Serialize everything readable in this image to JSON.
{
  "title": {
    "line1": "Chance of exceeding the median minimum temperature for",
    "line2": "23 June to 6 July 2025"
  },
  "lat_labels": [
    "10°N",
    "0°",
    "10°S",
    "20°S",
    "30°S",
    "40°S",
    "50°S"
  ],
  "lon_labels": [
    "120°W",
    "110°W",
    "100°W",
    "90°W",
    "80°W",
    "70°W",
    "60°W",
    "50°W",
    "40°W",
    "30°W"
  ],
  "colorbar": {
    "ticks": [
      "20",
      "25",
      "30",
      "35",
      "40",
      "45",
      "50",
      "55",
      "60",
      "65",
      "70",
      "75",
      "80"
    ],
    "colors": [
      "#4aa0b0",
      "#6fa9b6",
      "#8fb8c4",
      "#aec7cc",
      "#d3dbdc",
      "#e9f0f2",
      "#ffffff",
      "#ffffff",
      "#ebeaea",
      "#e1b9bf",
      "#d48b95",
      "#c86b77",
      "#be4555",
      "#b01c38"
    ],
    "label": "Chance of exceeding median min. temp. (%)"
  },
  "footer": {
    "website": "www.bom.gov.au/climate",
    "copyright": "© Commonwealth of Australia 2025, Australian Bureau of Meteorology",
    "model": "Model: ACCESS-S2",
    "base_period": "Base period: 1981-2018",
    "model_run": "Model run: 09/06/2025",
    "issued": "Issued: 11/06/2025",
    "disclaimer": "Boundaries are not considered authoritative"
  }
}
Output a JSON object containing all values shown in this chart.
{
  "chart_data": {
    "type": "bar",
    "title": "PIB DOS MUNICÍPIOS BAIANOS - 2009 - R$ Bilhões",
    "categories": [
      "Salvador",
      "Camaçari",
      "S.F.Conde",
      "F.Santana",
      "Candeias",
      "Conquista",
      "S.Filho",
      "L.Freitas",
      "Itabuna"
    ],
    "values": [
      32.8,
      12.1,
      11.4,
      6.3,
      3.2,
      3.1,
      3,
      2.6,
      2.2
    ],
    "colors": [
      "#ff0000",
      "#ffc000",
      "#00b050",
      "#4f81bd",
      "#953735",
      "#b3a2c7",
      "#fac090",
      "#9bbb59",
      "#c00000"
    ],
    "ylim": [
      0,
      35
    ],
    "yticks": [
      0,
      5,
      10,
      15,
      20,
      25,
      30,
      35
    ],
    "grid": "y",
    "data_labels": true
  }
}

* _TASK GOAL_: Extract the lines above from the one containing "Output a JSON" to the last line, both included, exactly as written.

* _TASK SOLUTION_:
Output a JSON object containing all values shown in this chart.
{
  "chart_data": {
    "type": "bar",
    "title": "PIB DOS MUNICÍPIOS BAIANOS - 2009 - R$ Bilhões",
    "categories": [
      "Salvador",
      "Camaçari",
      "S.F.Conde",
      "F.Santana",
      "Candeias",
      "Conquista",
      "S.Filho",
      "L.Freitas",
      "Itabuna"
    ],
    "values": [
      32.8,
      12.1,
      11.4,
      6.3,
      3.2,
      3.1,
      3,
      2.6,
      2.2
    ],
    "colors": [
      "#ff0000",
      "#ffc000",
      "#00b050",
      "#4f81bd",
      "#953735",
      "#b3a2c7",
      "#fac090",
      "#9bbb59",
      "#c00000"
    ],
    "ylim": [
      0,
      35
    ],
    "yticks": [
      0,
      5,
      10,
      15,
      20,
      25,
      30,
      35
    ],
    "grid": "y",
    "data_labels": true
  }
}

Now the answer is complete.